___ Data supplied ___
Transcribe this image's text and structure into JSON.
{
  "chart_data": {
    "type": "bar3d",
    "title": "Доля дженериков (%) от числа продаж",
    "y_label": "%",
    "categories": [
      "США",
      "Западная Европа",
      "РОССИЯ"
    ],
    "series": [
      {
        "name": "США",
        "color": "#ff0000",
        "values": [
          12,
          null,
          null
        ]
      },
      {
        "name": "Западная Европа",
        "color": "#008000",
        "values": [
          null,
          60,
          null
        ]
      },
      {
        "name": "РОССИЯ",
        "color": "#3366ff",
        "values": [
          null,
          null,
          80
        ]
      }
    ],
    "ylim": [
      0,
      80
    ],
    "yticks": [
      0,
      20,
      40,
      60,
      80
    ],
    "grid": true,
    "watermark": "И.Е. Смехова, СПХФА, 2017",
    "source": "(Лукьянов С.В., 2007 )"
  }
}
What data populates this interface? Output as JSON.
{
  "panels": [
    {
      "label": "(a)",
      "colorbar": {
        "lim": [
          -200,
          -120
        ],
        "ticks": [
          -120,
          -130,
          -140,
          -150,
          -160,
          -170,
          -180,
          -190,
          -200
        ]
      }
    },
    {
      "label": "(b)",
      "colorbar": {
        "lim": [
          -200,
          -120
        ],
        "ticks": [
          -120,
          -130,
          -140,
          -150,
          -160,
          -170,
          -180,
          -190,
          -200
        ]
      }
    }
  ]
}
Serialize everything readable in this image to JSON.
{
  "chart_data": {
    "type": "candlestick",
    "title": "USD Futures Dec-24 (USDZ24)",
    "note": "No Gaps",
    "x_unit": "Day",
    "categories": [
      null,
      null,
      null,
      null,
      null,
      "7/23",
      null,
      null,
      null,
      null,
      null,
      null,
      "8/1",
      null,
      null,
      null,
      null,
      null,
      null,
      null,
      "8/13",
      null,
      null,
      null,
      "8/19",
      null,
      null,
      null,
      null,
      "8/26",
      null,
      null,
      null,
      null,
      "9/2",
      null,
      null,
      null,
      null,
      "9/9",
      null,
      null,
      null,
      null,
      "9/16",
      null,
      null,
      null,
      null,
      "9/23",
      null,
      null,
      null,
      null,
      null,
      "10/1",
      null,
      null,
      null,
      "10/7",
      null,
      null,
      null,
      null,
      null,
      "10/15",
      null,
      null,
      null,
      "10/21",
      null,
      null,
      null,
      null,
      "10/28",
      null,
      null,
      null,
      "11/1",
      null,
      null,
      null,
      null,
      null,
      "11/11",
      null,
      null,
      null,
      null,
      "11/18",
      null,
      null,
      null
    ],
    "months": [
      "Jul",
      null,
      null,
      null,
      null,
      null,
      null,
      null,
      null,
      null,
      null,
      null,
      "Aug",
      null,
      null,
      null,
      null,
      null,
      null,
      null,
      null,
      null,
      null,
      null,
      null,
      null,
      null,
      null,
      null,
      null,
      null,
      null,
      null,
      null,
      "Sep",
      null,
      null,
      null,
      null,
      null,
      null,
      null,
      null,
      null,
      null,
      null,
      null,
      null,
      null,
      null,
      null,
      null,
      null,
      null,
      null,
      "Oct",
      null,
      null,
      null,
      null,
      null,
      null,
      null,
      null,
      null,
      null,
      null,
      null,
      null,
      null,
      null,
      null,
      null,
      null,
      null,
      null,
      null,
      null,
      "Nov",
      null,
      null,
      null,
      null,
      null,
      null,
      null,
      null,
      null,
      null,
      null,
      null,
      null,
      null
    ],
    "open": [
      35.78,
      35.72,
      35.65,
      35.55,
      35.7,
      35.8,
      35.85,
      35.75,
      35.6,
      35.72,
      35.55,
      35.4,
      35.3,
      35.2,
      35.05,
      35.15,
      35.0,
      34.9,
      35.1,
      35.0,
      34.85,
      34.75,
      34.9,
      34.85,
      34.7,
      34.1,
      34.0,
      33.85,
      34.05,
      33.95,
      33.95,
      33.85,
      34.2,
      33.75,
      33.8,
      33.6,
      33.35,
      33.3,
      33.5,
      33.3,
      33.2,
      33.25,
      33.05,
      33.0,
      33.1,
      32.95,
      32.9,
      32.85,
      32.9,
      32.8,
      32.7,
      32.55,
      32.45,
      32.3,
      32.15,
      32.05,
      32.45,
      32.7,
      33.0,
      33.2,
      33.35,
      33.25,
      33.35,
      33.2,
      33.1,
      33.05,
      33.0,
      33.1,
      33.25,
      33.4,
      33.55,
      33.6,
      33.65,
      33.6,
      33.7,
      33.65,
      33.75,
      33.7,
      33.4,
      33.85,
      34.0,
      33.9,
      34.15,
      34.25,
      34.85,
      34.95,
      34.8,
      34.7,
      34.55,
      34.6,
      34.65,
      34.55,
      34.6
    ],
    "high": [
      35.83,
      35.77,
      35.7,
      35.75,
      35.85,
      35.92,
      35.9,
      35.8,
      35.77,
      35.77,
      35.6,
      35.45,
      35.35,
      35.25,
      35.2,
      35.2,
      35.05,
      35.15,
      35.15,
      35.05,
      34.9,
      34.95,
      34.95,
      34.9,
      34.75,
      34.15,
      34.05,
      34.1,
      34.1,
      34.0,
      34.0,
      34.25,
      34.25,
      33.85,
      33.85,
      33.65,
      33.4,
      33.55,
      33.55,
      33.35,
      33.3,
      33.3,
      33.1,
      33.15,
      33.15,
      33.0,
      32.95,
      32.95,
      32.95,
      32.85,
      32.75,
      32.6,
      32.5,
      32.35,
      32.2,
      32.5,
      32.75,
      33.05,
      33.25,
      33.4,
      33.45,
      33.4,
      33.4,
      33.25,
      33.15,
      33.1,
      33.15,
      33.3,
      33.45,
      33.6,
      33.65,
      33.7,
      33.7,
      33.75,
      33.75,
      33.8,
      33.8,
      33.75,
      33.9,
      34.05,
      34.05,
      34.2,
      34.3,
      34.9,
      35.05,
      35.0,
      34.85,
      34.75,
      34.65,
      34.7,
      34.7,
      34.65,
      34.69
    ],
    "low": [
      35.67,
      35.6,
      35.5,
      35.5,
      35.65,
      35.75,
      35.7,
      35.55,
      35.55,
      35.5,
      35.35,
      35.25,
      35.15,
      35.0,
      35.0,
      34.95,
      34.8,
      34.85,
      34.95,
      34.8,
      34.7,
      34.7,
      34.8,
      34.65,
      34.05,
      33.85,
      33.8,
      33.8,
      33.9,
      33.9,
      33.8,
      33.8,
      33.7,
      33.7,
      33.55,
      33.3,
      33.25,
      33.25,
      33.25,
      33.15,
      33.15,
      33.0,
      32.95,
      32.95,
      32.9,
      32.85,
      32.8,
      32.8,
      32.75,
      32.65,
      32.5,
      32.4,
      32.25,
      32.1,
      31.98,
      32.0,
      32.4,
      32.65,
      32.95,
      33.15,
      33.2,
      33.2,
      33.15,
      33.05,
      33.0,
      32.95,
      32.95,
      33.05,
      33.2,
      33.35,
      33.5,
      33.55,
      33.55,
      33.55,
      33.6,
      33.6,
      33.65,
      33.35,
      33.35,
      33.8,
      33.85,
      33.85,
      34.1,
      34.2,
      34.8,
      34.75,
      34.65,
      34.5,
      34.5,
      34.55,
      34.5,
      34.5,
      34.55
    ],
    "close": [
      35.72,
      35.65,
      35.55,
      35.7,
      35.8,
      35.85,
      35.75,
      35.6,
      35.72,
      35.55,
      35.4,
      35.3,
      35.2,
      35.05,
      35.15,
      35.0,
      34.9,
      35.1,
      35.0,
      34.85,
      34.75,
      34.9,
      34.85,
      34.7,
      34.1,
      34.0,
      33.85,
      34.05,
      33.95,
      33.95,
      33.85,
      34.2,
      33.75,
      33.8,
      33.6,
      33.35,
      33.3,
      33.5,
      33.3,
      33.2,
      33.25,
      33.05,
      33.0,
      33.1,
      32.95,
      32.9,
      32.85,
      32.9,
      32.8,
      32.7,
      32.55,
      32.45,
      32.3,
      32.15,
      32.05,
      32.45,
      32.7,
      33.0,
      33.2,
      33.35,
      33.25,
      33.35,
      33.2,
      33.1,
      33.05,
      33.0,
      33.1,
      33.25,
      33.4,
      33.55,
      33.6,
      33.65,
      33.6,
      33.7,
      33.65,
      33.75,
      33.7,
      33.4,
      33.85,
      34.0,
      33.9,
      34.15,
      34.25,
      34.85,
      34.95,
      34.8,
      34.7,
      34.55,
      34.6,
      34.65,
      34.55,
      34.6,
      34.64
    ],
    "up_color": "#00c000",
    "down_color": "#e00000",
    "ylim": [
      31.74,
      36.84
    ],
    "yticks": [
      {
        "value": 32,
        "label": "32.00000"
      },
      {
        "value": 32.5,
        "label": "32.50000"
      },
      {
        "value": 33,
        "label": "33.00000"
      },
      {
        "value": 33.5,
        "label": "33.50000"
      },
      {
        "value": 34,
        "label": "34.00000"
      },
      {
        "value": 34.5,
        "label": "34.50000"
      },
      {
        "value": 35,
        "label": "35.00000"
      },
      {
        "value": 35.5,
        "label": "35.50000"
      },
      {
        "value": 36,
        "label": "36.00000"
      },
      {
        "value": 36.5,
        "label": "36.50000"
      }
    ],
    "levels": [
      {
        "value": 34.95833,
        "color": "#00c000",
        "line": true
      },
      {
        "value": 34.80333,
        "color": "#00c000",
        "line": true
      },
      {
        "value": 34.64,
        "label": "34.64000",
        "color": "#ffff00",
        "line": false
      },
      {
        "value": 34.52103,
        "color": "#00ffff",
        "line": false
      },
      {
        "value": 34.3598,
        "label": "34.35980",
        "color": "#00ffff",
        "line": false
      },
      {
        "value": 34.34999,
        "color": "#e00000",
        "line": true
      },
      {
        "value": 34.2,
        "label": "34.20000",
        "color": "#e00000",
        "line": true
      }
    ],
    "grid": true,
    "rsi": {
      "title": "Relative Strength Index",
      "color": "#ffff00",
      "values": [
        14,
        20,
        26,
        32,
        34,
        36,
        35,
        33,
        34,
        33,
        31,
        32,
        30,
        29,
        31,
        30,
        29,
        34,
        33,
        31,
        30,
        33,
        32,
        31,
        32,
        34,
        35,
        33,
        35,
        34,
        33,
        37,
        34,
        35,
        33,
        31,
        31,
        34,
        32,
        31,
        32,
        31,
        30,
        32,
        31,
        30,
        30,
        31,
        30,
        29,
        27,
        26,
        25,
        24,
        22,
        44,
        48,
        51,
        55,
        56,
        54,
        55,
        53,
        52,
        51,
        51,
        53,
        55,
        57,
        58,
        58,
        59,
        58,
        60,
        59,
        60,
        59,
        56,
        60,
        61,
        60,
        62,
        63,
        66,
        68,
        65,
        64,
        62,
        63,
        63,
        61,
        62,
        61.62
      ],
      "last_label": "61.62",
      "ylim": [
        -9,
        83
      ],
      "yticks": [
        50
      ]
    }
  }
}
___
**Task directions**
Gather all lines from the listing above in which "title" occurs.

**Exercise solution**
    "title": "Доля дженериков (%) от числа продаж",
    "title": "USD Futures Dec-24 (USDZ24)",
      "title": "Relative Strength Index",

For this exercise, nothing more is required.